**SET EXERCISE**
Please reproduce every record, keeping each one exactly as written.

**Entries from a dataset**
>>>

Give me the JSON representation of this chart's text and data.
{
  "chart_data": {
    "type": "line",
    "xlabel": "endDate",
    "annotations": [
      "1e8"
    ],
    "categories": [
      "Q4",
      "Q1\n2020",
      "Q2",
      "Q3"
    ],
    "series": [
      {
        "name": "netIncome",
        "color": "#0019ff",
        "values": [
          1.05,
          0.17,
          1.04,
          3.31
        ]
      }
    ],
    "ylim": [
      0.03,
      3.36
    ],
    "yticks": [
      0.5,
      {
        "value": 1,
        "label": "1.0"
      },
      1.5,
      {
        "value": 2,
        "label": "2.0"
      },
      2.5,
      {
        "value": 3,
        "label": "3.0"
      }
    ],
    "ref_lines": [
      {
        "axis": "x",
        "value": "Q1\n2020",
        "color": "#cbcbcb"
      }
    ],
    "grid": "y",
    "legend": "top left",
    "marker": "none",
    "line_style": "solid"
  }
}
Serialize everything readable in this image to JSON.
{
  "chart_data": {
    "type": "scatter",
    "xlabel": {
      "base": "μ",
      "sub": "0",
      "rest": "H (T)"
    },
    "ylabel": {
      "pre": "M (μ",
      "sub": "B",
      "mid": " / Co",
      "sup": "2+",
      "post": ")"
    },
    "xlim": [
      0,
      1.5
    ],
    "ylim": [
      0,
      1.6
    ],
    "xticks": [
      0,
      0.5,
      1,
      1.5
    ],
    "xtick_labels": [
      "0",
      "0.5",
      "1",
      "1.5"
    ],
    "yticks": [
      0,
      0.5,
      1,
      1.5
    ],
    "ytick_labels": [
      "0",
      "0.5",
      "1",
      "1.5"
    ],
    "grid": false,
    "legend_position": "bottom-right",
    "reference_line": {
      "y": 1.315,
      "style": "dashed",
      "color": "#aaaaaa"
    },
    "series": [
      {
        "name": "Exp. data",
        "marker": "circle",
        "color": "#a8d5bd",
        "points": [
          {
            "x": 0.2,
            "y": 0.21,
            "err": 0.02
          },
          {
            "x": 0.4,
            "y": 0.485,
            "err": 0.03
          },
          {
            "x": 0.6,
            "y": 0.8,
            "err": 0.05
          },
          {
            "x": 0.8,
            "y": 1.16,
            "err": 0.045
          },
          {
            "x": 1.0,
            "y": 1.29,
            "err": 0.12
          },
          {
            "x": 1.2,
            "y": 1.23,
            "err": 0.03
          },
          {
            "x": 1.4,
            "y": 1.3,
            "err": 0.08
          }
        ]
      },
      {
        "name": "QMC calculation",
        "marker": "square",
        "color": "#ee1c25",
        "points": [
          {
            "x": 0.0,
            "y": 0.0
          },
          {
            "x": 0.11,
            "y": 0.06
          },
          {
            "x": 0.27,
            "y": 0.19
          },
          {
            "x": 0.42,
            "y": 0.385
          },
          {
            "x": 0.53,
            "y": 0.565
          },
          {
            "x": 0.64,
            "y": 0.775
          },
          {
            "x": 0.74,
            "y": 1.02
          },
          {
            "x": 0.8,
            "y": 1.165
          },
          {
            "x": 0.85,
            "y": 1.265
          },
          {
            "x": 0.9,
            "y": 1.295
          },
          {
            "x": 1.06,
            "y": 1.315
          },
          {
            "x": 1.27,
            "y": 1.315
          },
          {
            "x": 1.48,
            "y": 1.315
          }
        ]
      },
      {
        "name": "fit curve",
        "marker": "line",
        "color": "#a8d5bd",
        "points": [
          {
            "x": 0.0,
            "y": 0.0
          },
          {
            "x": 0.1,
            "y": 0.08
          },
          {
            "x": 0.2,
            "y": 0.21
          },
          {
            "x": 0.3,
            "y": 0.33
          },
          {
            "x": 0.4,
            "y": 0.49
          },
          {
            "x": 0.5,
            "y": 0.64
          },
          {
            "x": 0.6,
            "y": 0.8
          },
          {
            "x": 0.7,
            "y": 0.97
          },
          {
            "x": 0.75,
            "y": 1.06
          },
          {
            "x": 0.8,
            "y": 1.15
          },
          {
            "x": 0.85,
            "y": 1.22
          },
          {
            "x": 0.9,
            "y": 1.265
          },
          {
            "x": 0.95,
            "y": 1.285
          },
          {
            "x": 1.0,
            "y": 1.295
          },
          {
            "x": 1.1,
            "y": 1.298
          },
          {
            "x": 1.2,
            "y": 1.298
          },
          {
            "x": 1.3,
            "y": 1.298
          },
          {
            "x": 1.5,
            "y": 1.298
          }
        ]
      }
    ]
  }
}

<<<

**COMPLETED TASK**
Give me the JSON representation of this chart's text and data.
{
  "chart_data": {
    "type": "line",
    "xlabel": "endDate",
    "annotations": [
      "1e8"
    ],
    "categories": [
      "Q4",
      "Q1\n2020",
      "Q2",
      "Q3"
    ],
    "series": [
      {
        "name": "netIncome",
        "color": "#0019ff",
        "values": [
          1.05,
          0.17,
          1.04,
          3.31
        ]
      }
    ],
    "ylim": [
      0.03,
      3.36
    ],
    "yticks": [
      0.5,
      {
        "value": 1,
        "label": "1.0"
      },
      1.5,
      {
        "value": 2,
        "label": "2.0"
      },
      2.5,
      {
        "value": 3,
        "label": "3.0"
      }
    ],
    "ref_lines": [
      {
        "axis": "x",
        "value": "Q1\n2020",
        "color": "#cbcbcb"
      }
    ],
    "grid": "y",
    "legend": "top left",
    "marker": "none",
    "line_style": "solid"
  }
}
Serialize everything readable in this image to JSON.
{
  "chart_data": {
    "type": "scatter",
    "xlabel": {
      "base": "μ",
      "sub": "0",
      "rest": "H (T)"
    },
    "ylabel": {
      "pre": "M (μ",
      "sub": "B",
      "mid": " / Co",
      "sup": "2+",
      "post": ")"
    },
    "xlim": [
      0,
      1.5
    ],
    "ylim": [
      0,
      1.6
    ],
    "xticks": [
      0,
      0.5,
      1,
      1.5
    ],
    "xtick_labels": [
      "0",
      "0.5",
      "1",
      "1.5"
    ],
    "yticks": [
      0,
      0.5,
      1,
      1.5
    ],
    "ytick_labels": [
      "0",
      "0.5",
      "1",
      "1.5"
    ],
    "grid": false,
    "legend_position": "bottom-right",
    "reference_line": {
      "y": 1.315,
      "style": "dashed",
      "color": "#aaaaaa"
    },
    "series": [
      {
        "name": "Exp. data",
        "marker": "circle",
        "color": "#a8d5bd",
        "points": [
          {
            "x": 0.2,
            "y": 0.21,
            "err": 0.02
          },
          {
            "x": 0.4,
            "y": 0.485,
            "err": 0.03
          },
          {
            "x": 0.6,
            "y": 0.8,
            "err": 0.05
          },
          {
            "x": 0.8,
            "y": 1.16,
            "err": 0.045
          },
          {
            "x": 1.0,
            "y": 1.29,
            "err": 0.12
          },
          {
            "x": 1.2,
            "y": 1.23,
            "err": 0.03
          },
          {
            "x": 1.4,
            "y": 1.3,
            "err": 0.08
          }
        ]
      },
      {
        "name": "QMC calculation",
        "marker": "square",
        "color": "#ee1c25",
        "points": [
          {
            "x": 0.0,
            "y": 0.0
          },
          {
            "x": 0.11,
            "y": 0.06
          },
          {
            "x": 0.27,
            "y": 0.19
          },
          {
            "x": 0.42,
            "y": 0.385
          },
          {
            "x": 0.53,
            "y": 0.565
          },
          {
            "x": 0.64,
            "y": 0.775
          },
          {
            "x": 0.74,
            "y": 1.02
          },
          {
            "x": 0.8,
            "y": 1.165
          },
          {
            "x": 0.85,
            "y": 1.265
          },
          {
            "x": 0.9,
            "y": 1.295
          },
          {
            "x": 1.06,
            "y": 1.315
          },
          {
            "x": 1.27,
            "y": 1.315
          },
          {
            "x": 1.48,
            "y": 1.315
          }
        ]
      },
      {
        "name": "fit curve",
        "marker": "line",
        "color": "#a8d5bd",
        "points": [
          {
            "x": 0.0,
            "y": 0.0
          },
          {
            "x": 0.1,
            "y": 0.08
          },
          {
            "x": 0.2,
            "y": 0.21
          },
          {
            "x": 0.3,
            "y": 0.33
          },
          {
            "x": 0.4,
            "y": 0.49
          },
          {
            "x": 0.5,
            "y": 0.64
          },
          {
            "x": 0.6,
            "y": 0.8
          },
          {
            "x": 0.7,
            "y": 0.97
          },
          {
            "x": 0.75,
            "y": 1.06
          },
          {
            "x": 0.8,
            "y": 1.15
          },
          {
            "x": 0.85,
            "y": 1.22
          },
          {
            "x": 0.9,
            "y": 1.265
          },
          {
            "x": 0.95,
            "y": 1.285
          },
          {
            "x": 1.0,
            "y": 1.295
          },
          {
            "x": 1.1,
            "y": 1.298
          },
          {
            "x": 1.2,
            "y": 1.298
          },
          {
            "x": 1.3,
            "y": 1.298
          },
          {
            "x": 1.5,
            "y": 1.298
          }
        ]
      }
    ]
  }
}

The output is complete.